§ **Required work**: Reproduce the material exactly, omitting nothing.

§ **Supplied records**:
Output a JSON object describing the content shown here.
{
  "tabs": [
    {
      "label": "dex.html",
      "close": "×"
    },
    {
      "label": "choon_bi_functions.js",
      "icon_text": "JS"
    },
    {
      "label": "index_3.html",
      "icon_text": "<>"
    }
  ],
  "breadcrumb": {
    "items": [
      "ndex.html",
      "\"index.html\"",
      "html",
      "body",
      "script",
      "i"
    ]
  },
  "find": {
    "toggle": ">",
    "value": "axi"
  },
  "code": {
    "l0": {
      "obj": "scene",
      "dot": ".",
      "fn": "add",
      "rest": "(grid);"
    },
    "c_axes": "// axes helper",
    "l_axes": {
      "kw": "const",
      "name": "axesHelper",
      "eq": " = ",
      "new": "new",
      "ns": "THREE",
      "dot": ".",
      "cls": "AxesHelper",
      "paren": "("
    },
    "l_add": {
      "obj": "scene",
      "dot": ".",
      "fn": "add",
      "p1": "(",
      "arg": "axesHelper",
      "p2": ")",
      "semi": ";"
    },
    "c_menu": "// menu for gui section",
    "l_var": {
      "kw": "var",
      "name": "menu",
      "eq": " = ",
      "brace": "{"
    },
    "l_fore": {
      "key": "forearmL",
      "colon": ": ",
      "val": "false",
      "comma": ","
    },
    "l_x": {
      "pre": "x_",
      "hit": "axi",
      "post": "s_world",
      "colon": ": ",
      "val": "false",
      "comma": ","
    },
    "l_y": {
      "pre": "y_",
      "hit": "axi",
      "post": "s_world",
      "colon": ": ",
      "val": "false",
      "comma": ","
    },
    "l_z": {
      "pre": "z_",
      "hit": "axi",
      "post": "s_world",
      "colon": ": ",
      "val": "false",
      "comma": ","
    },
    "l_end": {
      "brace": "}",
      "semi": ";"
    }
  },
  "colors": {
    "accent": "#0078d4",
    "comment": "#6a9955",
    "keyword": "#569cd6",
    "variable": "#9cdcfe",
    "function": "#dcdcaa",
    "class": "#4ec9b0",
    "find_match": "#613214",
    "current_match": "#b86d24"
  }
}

§ **Reply**:
Output a JSON object describing the content shown here.
{
  "tabs": [
    {
      "label": "dex.html",
      "close": "×"
    },
    {
      "label": "choon_bi_functions.js",
      "icon_text": "JS"
    },
    {
      "label": "index_3.html",
      "icon_text": "<>"
    }
  ],
  "breadcrumb": {
    "items": [
      "ndex.html",
      "\"index.html\"",
      "html",
      "body",
      "script",
      "i"
    ]
  },
  "find": {
    "toggle": ">",
    "value": "axi"
  },
  "code": {
    "l0": {
      "obj": "scene",
      "dot": ".",
      "fn": "add",
      "rest": "(grid);"
    },
    "c_axes": "// axes helper",
    "l_axes": {
      "kw": "const",
      "name": "axesHelper",
      "eq": " = ",
      "new": "new",
      "ns": "THREE",
      "dot": ".",
      "cls": "AxesHelper",
      "paren": "("
    },
    "l_add": {
      "obj": "scene",
      "dot": ".",
      "fn": "add",
      "p1": "(",
      "arg": "axesHelper",
      "p2": ")",
      "semi": ";"
    },
    "c_menu": "// menu for gui section",
    "l_var": {
      "kw": "var",
      "name": "menu",
      "eq": " = ",
      "brace": "{"
    },
    "l_fore": {
      "key": "forearmL",
      "colon": ": ",
      "val": "false",
      "comma": ","
    },
    "l_x": {
      "pre": "x_",
      "hit": "axi",
      "post": "s_world",
      "colon": ": ",
      "val": "false",
      "comma": ","
    },
    "l_y": {
      "pre": "y_",
      "hit": "axi",
      "post": "s_world",
      "colon": ": ",
      "val": "false",
      "comma": ","
    },
    "l_z": {
      "pre": "z_",
      "hit": "axi",
      "post": "s_world",
      "colon": ": ",
      "val": "false",
      "comma": ","
    },
    "l_end": {
      "brace": "}",
      "semi": ";"
    }
  },
  "colors": {
    "accent": "#0078d4",
    "comment": "#6a9955",
    "keyword": "#569cd6",
    "variable": "#9cdcfe",
    "function": "#dcdcaa",
    "class": "#4ec9b0",
    "find_match": "#613214",
    "current_match": "#b86d24"
  }
}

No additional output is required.